5 By 5 = variety, in ADF’s 6th event in 2016

American Dance Festival director Jodee Nimerichter’s adventurous and probing spirit is clearly at play in some of her programming, with its insistence that dance can be so many things. Last year we got a program of four ADF-commissioned duets; the year before, four solos by mature male choreographers. This year, in 5 By 5, we get a mixed program by five very different choreographers: two solos; one duet; one quartet and one octet.

_GH66100.jpeg

Smart phones light the magic circle in Rosie Herrera’s Carne Viva, commissioned by the ADF, at its premiere in Reynolds, as part of the 5 By 5 program, 6/28/16. Photo: Grant Halverson.

-------

» **Stated exercise 1**
Quote the 5 By 5 passage word for word, everything from "5 By 5 = variety, in" down to "Photo: Grant Halverson.".
» **Stated exercise 2**
Name every person mentioned in the 5 By 5 passage.
The entries that come next are drawn from a different source than the 5 By 5 passage.

» **Data lines**
-------

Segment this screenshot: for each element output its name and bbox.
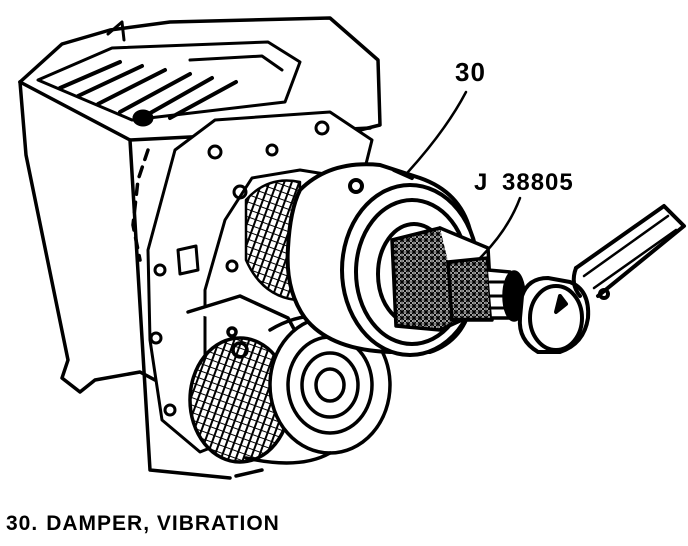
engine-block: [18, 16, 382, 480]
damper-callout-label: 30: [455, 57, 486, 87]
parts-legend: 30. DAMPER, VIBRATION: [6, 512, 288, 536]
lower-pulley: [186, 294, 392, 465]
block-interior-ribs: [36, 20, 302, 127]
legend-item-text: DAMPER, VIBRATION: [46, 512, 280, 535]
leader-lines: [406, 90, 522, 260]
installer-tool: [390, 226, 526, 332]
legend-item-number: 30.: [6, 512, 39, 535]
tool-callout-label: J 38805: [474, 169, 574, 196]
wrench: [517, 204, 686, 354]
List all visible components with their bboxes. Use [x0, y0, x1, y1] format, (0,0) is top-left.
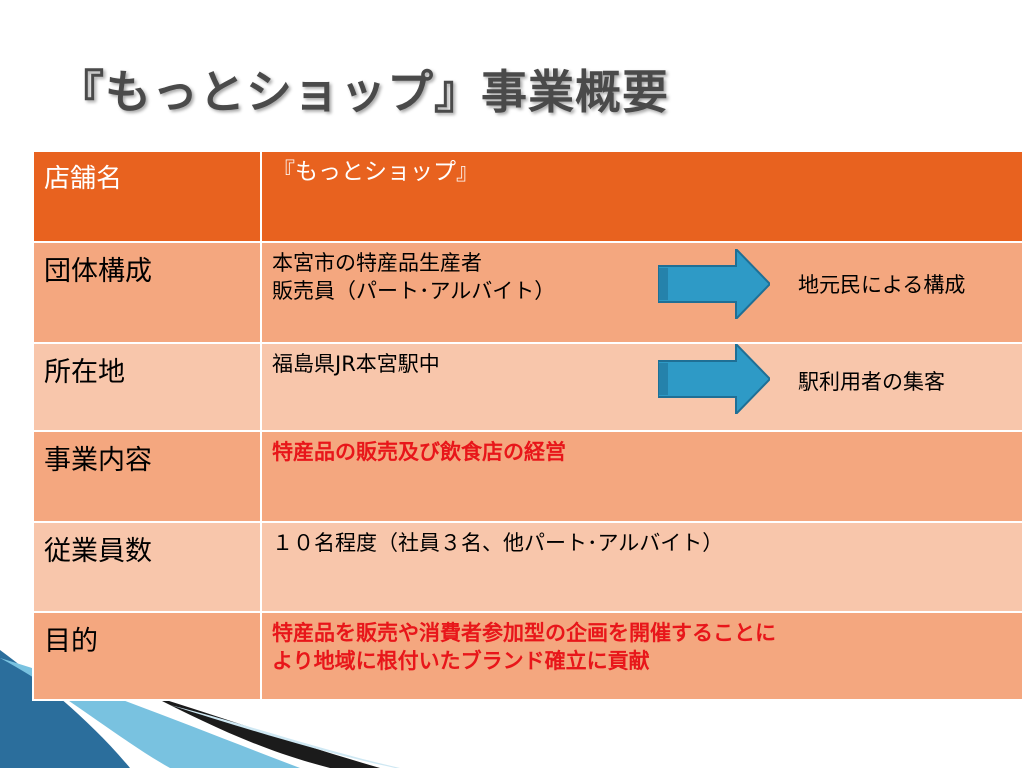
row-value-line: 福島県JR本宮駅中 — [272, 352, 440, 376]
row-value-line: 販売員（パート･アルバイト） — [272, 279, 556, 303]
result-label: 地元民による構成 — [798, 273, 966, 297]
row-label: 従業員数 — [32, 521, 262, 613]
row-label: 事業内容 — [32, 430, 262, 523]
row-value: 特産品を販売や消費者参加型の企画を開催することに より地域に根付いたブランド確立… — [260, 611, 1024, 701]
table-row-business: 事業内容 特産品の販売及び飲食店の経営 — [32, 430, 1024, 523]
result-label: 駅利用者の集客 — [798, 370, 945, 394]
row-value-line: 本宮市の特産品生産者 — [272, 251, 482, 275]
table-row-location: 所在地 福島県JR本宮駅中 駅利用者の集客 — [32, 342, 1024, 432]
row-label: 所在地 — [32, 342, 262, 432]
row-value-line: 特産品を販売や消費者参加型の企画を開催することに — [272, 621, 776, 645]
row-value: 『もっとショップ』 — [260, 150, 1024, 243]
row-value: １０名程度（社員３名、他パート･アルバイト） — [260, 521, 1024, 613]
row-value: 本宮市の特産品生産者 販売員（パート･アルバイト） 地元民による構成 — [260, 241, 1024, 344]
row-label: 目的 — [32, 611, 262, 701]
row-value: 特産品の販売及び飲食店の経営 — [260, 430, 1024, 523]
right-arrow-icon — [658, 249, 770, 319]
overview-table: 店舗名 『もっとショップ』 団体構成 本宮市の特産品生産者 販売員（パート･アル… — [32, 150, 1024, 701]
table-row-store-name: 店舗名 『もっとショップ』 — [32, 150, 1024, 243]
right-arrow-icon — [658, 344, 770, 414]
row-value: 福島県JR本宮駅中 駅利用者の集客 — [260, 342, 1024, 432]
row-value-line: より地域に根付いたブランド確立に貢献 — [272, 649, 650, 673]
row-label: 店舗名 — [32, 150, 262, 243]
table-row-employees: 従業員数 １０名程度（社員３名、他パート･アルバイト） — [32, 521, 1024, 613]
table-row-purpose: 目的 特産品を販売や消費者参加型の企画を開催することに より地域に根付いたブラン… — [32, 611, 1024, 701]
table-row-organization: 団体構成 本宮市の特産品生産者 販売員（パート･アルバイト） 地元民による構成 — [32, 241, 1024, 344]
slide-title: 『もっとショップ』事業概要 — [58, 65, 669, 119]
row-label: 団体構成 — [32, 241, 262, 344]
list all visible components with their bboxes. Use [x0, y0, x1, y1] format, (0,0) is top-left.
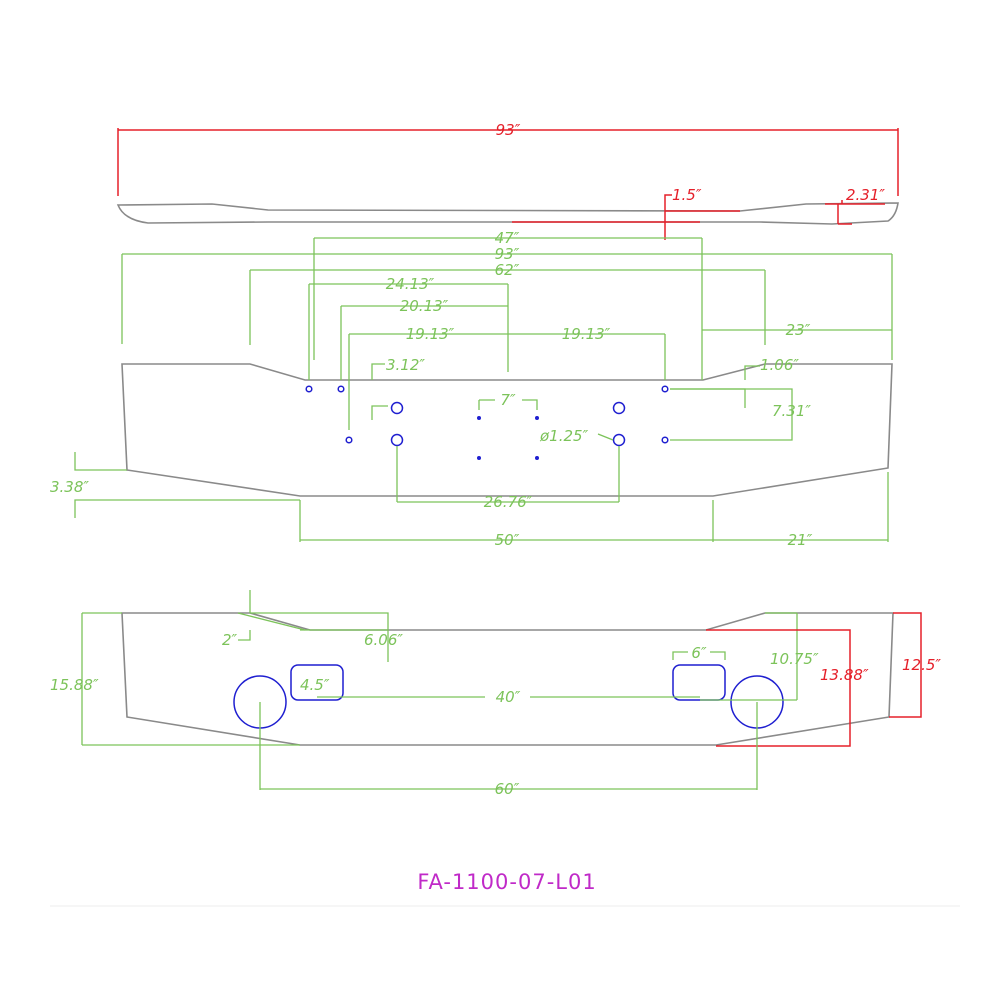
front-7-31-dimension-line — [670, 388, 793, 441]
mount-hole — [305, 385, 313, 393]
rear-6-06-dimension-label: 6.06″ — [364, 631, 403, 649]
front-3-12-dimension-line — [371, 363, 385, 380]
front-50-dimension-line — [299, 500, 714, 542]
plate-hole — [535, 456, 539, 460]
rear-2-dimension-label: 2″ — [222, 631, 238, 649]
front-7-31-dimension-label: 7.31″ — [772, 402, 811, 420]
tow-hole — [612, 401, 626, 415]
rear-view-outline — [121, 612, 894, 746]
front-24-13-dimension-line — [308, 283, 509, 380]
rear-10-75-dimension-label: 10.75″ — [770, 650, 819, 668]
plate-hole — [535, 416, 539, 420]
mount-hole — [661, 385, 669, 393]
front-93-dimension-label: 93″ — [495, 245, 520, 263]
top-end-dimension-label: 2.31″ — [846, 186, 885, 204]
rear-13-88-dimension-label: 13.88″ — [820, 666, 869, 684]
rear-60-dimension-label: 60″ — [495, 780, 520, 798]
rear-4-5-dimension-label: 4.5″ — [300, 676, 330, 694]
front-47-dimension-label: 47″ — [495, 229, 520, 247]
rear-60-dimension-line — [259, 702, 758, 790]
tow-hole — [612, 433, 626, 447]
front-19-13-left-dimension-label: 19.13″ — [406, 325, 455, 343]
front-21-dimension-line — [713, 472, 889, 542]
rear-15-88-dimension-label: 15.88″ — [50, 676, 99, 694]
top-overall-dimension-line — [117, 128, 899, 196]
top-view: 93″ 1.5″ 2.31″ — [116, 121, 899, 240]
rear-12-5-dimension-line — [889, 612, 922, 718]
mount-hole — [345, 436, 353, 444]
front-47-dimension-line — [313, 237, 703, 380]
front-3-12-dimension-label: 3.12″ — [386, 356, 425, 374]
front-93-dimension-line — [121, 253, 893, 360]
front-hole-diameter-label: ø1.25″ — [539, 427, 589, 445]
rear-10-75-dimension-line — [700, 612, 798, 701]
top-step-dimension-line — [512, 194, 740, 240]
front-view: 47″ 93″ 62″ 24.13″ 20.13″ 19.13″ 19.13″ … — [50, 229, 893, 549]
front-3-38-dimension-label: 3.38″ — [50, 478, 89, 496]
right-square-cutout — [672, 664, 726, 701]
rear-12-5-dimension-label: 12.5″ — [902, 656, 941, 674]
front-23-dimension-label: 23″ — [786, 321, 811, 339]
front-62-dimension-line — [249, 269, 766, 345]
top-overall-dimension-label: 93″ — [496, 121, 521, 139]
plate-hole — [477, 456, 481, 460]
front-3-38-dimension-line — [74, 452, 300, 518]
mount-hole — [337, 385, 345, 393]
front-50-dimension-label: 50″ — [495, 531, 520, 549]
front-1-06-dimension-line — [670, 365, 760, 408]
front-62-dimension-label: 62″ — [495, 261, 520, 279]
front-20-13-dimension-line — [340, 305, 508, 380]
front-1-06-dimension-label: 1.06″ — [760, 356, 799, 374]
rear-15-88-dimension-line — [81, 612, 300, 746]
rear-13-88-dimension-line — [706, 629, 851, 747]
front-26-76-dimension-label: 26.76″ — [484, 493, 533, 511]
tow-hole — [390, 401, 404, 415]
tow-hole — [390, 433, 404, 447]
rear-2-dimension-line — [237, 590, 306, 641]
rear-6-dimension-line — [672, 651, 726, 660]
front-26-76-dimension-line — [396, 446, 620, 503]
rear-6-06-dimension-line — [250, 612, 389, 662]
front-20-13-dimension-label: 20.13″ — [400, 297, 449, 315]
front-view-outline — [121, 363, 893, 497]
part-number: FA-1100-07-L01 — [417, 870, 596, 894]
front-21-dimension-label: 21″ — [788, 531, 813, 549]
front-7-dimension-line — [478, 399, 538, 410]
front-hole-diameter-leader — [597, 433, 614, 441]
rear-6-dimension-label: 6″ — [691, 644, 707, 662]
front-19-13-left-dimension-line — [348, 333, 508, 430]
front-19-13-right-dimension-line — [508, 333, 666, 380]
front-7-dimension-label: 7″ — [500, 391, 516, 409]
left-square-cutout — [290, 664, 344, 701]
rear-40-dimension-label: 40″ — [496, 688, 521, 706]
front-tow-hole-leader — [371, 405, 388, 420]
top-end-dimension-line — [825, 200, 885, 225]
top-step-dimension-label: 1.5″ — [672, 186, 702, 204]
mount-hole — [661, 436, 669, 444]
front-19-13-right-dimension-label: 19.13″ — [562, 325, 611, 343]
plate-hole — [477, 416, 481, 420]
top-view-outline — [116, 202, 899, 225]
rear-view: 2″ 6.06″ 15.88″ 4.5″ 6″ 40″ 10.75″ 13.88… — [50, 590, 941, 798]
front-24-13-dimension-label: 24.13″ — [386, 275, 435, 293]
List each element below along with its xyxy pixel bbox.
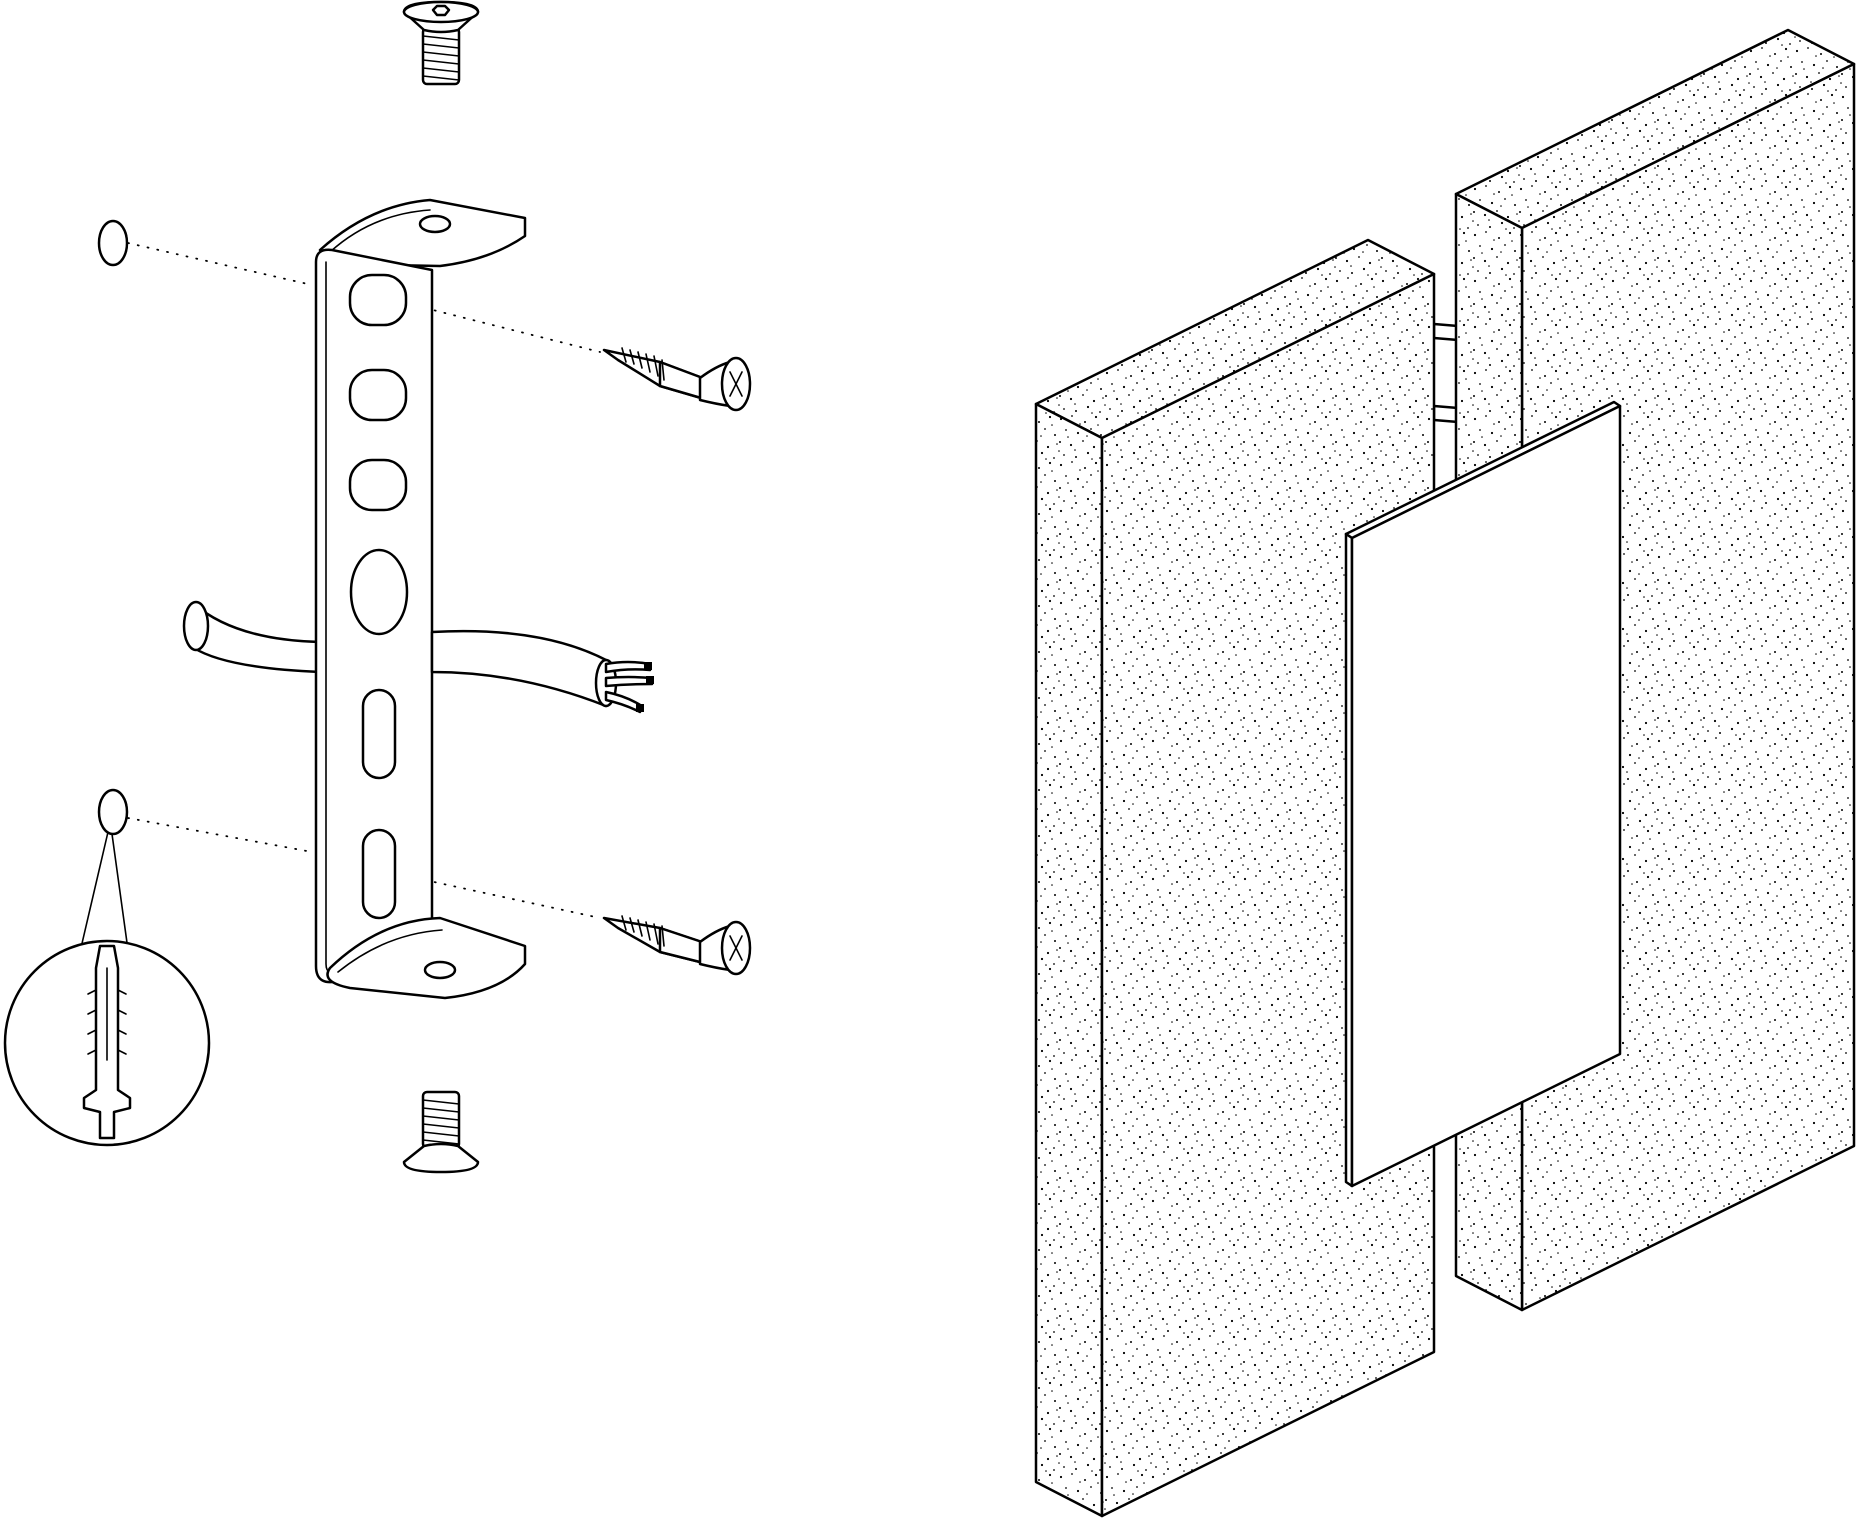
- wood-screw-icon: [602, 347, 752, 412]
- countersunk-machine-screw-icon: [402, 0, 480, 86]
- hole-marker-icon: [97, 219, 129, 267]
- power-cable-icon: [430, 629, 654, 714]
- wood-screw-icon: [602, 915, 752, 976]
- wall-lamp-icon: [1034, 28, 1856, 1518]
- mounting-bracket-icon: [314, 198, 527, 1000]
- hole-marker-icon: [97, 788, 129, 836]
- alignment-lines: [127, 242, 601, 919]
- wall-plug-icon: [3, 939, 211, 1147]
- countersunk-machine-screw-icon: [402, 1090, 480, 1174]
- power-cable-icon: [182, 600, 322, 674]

-------

» **Written response 1**
5 By 5 = variety, in ADF’s 6th event in 2016

American Dance Festival director Jodee Nimerichter’s adventurous and probing spirit is clearly at play in some of her programming, with its insistence that dance can be so many things. Last year we got a program of four ADF-commissioned duets; the year before, four solos by mature male choreographers. This year, in 5 By 5, we get a mixed program by five very different choreographers: two solos; one duet; one quartet and one octet.

_GH66100.jpeg

Smart phones light the magic circle in Rosie Herrera’s Carne Viva, commissioned by the ADF, at its premiere in Reynolds, as part of the 5 By 5 program, 6/28/16. Photo: Grant Halverson.

» **Written response 2**
Jodee Nimerichter, Rosie Herrera, Grant Halverson